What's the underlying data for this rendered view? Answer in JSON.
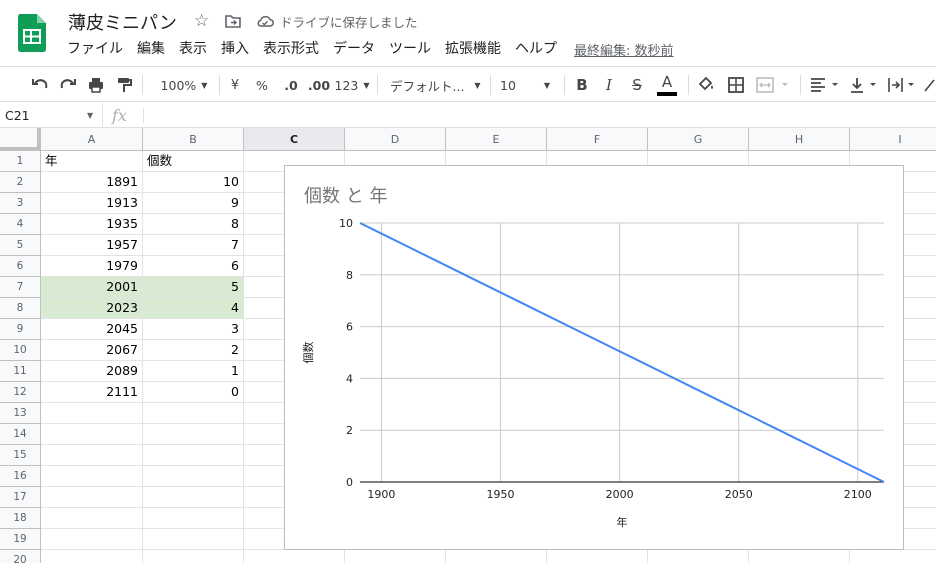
{
  "app": {
    "doc_title": "薄皮ミニパン",
    "save_status": "ドライブに保存しました",
    "icons": [
      "sheets-logo-icon",
      "star-icon",
      "move-folder-icon",
      "cloud-icon"
    ],
    "brand_color": "#0f9d58"
  },
  "menu": {
    "items": [
      "ファイル",
      "編集",
      "表示",
      "挿入",
      "表示形式",
      "データ",
      "ツール",
      "拡張機能",
      "ヘルプ"
    ],
    "last_edit": "最終編集: 数秒前"
  },
  "toolbar": {
    "zoom": "100%",
    "currency": "¥",
    "percent": "%",
    "decrease_decimal": ".0",
    "increase_decimal": ".00",
    "more_formats": "123",
    "font": "デフォルト...",
    "font_size": "10",
    "bold": "B",
    "italic": "I",
    "strikethrough": "S",
    "text_color_letter": "A"
  },
  "formula_bar": {
    "name_box": "C21",
    "fx": "fx",
    "content": ""
  },
  "sheet": {
    "columns": [
      "A",
      "B",
      "C",
      "D",
      "E",
      "F",
      "G",
      "H",
      "I"
    ],
    "selected_column": "C",
    "rows": [
      "1",
      "2",
      "3",
      "4",
      "5",
      "6",
      "7",
      "8",
      "9",
      "10",
      "11",
      "12",
      "13",
      "14",
      "15",
      "16",
      "17",
      "18",
      "19",
      "20"
    ],
    "header_row": [
      "年",
      "個数"
    ],
    "data": [
      [
        "1891",
        "10"
      ],
      [
        "1913",
        "9"
      ],
      [
        "1935",
        "8"
      ],
      [
        "1957",
        "7"
      ],
      [
        "1979",
        "6"
      ],
      [
        "2001",
        "5"
      ],
      [
        "2023",
        "4"
      ],
      [
        "2045",
        "3"
      ],
      [
        "2067",
        "2"
      ],
      [
        "2089",
        "1"
      ],
      [
        "2111",
        "0"
      ]
    ],
    "highlighted_rows": [
      7,
      8
    ],
    "highlight_color": "#d9ead3"
  },
  "chart_data": {
    "type": "line",
    "title": "個数 と 年",
    "xlabel": "年",
    "ylabel": "個数",
    "x": [
      1891,
      1913,
      1935,
      1957,
      1979,
      2001,
      2023,
      2045,
      2067,
      2089,
      2111
    ],
    "series": [
      {
        "values": [
          10,
          9,
          8,
          7,
          6,
          5,
          4,
          3,
          2,
          1,
          0
        ],
        "color": "#4285f4"
      }
    ],
    "xlim": [
      1891,
      2111
    ],
    "ylim": [
      0,
      10
    ],
    "x_ticks": [
      1900,
      1950,
      2000,
      2050,
      2100
    ],
    "y_ticks": [
      0,
      2,
      4,
      6,
      8,
      10
    ],
    "grid": true,
    "legend": "none"
  }
}
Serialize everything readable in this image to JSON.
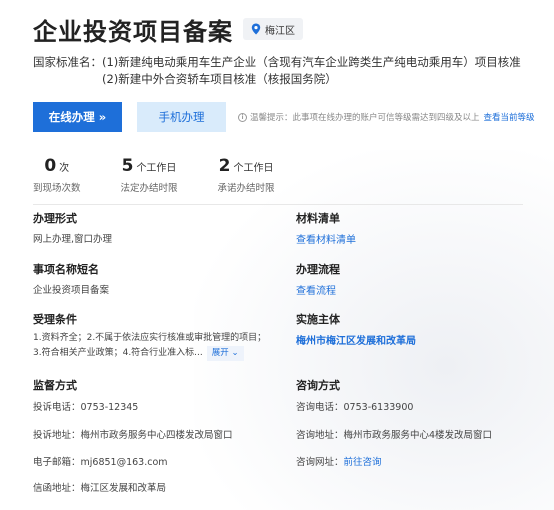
{
  "header": {
    "title": "企业投资项目备案",
    "region": "梅江区"
  },
  "standard_name": {
    "label": "国家标准名：",
    "lines": [
      "(1)新建纯电动乘用车生产企业（含现有汽车企业跨类生产纯电动乘用车）项目核准",
      "(2)新建中外合资轿车项目核准（核报国务院）"
    ]
  },
  "actions": {
    "online_label": "在线办理 »",
    "mobile_label": "手机办理",
    "tip_text": "温馨提示：此事项在线办理的账户可信等级需达到四级及以上",
    "tip_link": "查看当前等级"
  },
  "stats": [
    {
      "num": "0",
      "unit": "次",
      "label": "到现场次数"
    },
    {
      "num": "5",
      "unit": "个工作日",
      "label": "法定办结时限"
    },
    {
      "num": "2",
      "unit": "个工作日",
      "label": "承诺办结时限"
    }
  ],
  "details": {
    "mode_title": "办理形式",
    "mode_value": "网上办理,窗口办理",
    "materials_title": "材料清单",
    "materials_link": "查看材料清单",
    "short_name_title": "事项名称短名",
    "short_name_value": "企业投资项目备案",
    "process_title": "办理流程",
    "process_link": "查看流程",
    "conditions_title": "受理条件",
    "conditions_text": "1.资料齐全；2.不属于依法应实行核准或审批管理的项目；3.符合相关产业政策；4.符合行业准入标...",
    "expand_label": "展开 ⌄",
    "agency_title": "实施主体",
    "agency_link": "梅州市梅江区发展和改革局"
  },
  "supervision": {
    "title": "监督方式",
    "phone_label": "投诉电话：",
    "phone_value": "0753-12345",
    "address_label": "投诉地址：",
    "address_value": "梅州市政务服务中心四楼发改局窗口",
    "email_label": "电子邮箱：",
    "email_value": "mj6851@163.com",
    "letter_label": "信函地址：",
    "letter_value": "梅江区发展和改革局"
  },
  "consult": {
    "title": "咨询方式",
    "phone_label": "咨询电话：",
    "phone_value": "0753-6133900",
    "address_label": "咨询地址：",
    "address_value": "梅州市政务服务中心4楼发改局窗口",
    "web_label": "咨询网址：",
    "web_link": "前往咨询"
  }
}
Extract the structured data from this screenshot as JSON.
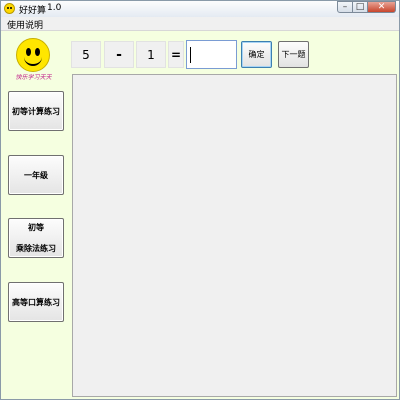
{
  "window": {
    "title": "好好算",
    "version": "1.0",
    "controls": {
      "minimize": "–",
      "maximize": "□",
      "close": "✕"
    }
  },
  "menu": {
    "items": [
      "使用说明"
    ]
  },
  "logo": {
    "icon": "smiley-face-icon",
    "tagline": "快乐学习天天"
  },
  "side_buttons": [
    {
      "label": "初等计算练习"
    },
    {
      "label": "一年级"
    },
    {
      "label_line1": "初等",
      "label_line2": "乘除法练习"
    },
    {
      "label": "高等口算练习"
    }
  ],
  "equation": {
    "operand_a": "5",
    "operator": "-",
    "operand_b": "1",
    "equals": "=",
    "answer": ""
  },
  "buttons": {
    "confirm": "确定",
    "next": "下一题"
  },
  "colors": {
    "window_bg": "#f5ffe0",
    "result_area_bg": "#f0f0f0",
    "smiley": "#ffe600",
    "tagline": "#c0208a"
  }
}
______
• **Challenge**
From the listing, extract all text exactly as given and drop any picture.

• **Task solution**
What's the underlying data for this rendered view? Answer in JSON.
{
  "app": {
    "doc_title": "薄皮ミニパン",
    "save_status": "ドライブに保存しました",
    "icons": [
      "sheets-logo-icon",
      "star-icon",
      "move-folder-icon",
      "cloud-icon"
    ],
    "brand_color": "#0f9d58"
  },
  "menu": {
    "items": [
      "ファイル",
      "編集",
      "表示",
      "挿入",
      "表示形式",
      "データ",
      "ツール",
      "拡張機能",
      "ヘルプ"
    ],
    "last_edit": "最終編集: 数秒前"
  },
  "toolbar": {
    "zoom": "100%",
    "currency": "¥",
    "percent": "%",
    "decrease_decimal": ".0",
    "increase_decimal": ".00",
    "more_formats": "123",
    "font": "デフォルト...",
    "font_size": "10",
    "bold": "B",
    "italic": "I",
    "strikethrough": "S",
    "text_color_letter": "A"
  },
  "formula_bar": {
    "name_box": "C21",
    "fx": "fx",
    "content": ""
  },
  "sheet": {
    "columns": [
      "A",
      "B",
      "C",
      "D",
      "E",
      "F",
      "G",
      "H",
      "I"
    ],
    "selected_column": "C",
    "rows": [
      "1",
      "2",
      "3",
      "4",
      "5",
      "6",
      "7",
      "8",
      "9",
      "10",
      "11",
      "12",
      "13",
      "14",
      "15",
      "16",
      "17",
      "18",
      "19",
      "20"
    ],
    "header_row": [
      "年",
      "個数"
    ],
    "data": [
      [
        "1891",
        "10"
      ],
      [
        "1913",
        "9"
      ],
      [
        "1935",
        "8"
      ],
      [
        "1957",
        "7"
      ],
      [
        "1979",
        "6"
      ],
      [
        "2001",
        "5"
      ],
      [
        "2023",
        "4"
      ],
      [
        "2045",
        "3"
      ],
      [
        "2067",
        "2"
      ],
      [
        "2089",
        "1"
      ],
      [
        "2111",
        "0"
      ]
    ],
    "highlighted_rows": [
      7,
      8
    ],
    "highlight_color": "#d9ead3"
  },
  "chart_data": {
    "type": "line",
    "title": "個数 と 年",
    "xlabel": "年",
    "ylabel": "個数",
    "x": [
      1891,
      1913,
      1935,
      1957,
      1979,
      2001,
      2023,
      2045,
      2067,
      2089,
      2111
    ],
    "series": [
      {
        "values": [
          10,
          9,
          8,
          7,
          6,
          5,
          4,
          3,
          2,
          1,
          0
        ],
        "color": "#4285f4"
      }
    ],
    "xlim": [
      1891,
      2111
    ],
    "ylim": [
      0,
      10
    ],
    "x_ticks": [
      1900,
      1950,
      2000,
      2050,
      2100
    ],
    "y_ticks": [
      0,
      2,
      4,
      6,
      8,
      10
    ],
    "grid": true,
    "legend": "none"
  }
}
Serialize everything readable in this image to JSON.
{
  "header": {
    "title": "企业投资项目备案",
    "region": "梅江区"
  },
  "standard_name": {
    "label": "国家标准名：",
    "lines": [
      "(1)新建纯电动乘用车生产企业（含现有汽车企业跨类生产纯电动乘用车）项目核准",
      "(2)新建中外合资轿车项目核准（核报国务院）"
    ]
  },
  "actions": {
    "online_label": "在线办理 »",
    "mobile_label": "手机办理",
    "tip_text": "温馨提示：此事项在线办理的账户可信等级需达到四级及以上",
    "tip_link": "查看当前等级"
  },
  "stats": [
    {
      "num": "0",
      "unit": "次",
      "label": "到现场次数"
    },
    {
      "num": "5",
      "unit": "个工作日",
      "label": "法定办结时限"
    },
    {
      "num": "2",
      "unit": "个工作日",
      "label": "承诺办结时限"
    }
  ],
  "details": {
    "mode_title": "办理形式",
    "mode_value": "网上办理,窗口办理",
    "materials_title": "材料清单",
    "materials_link": "查看材料清单",
    "short_name_title": "事项名称短名",
    "short_name_value": "企业投资项目备案",
    "process_title": "办理流程",
    "process_link": "查看流程",
    "conditions_title": "受理条件",
    "conditions_text": "1.资料齐全；2.不属于依法应实行核准或审批管理的项目；3.符合相关产业政策；4.符合行业准入标...",
    "expand_label": "展开 ⌄",
    "agency_title": "实施主体",
    "agency_link": "梅州市梅江区发展和改革局"
  },
  "supervision": {
    "title": "监督方式",
    "phone_label": "投诉电话：",
    "phone_value": "0753-12345",
    "address_label": "投诉地址：",
    "address_value": "梅州市政务服务中心四楼发改局窗口",
    "email_label": "电子邮箱：",
    "email_value": "mj6851@163.com",
    "letter_label": "信函地址：",
    "letter_value": "梅江区发展和改革局"
  },
  "consult": {
    "title": "咨询方式",
    "phone_label": "咨询电话：",
    "phone_value": "0753-6133900",
    "address_label": "咨询地址：",
    "address_value": "梅州市政务服务中心4楼发改局窗口",
    "web_label": "咨询网址：",
    "web_link": "前往咨询"
  }
}
Extract the structured data from this screenshot as JSON.
{
  "window": {
    "title": "好好算",
    "version": "1.0",
    "controls": {
      "minimize": "–",
      "maximize": "□",
      "close": "✕"
    }
  },
  "menu": {
    "items": [
      "使用说明"
    ]
  },
  "logo": {
    "icon": "smiley-face-icon",
    "tagline": "快乐学习天天"
  },
  "side_buttons": [
    {
      "label": "初等计算练习"
    },
    {
      "label": "一年级"
    },
    {
      "label_line1": "初等",
      "label_line2": "乘除法练习"
    },
    {
      "label": "高等口算练习"
    }
  ],
  "equation": {
    "operand_a": "5",
    "operator": "-",
    "operand_b": "1",
    "equals": "=",
    "answer": ""
  },
  "buttons": {
    "confirm": "确定",
    "next": "下一题"
  },
  "colors": {
    "window_bg": "#f5ffe0",
    "result_area_bg": "#f0f0f0",
    "smiley": "#ffe600",
    "tagline": "#c0208a"
  }
}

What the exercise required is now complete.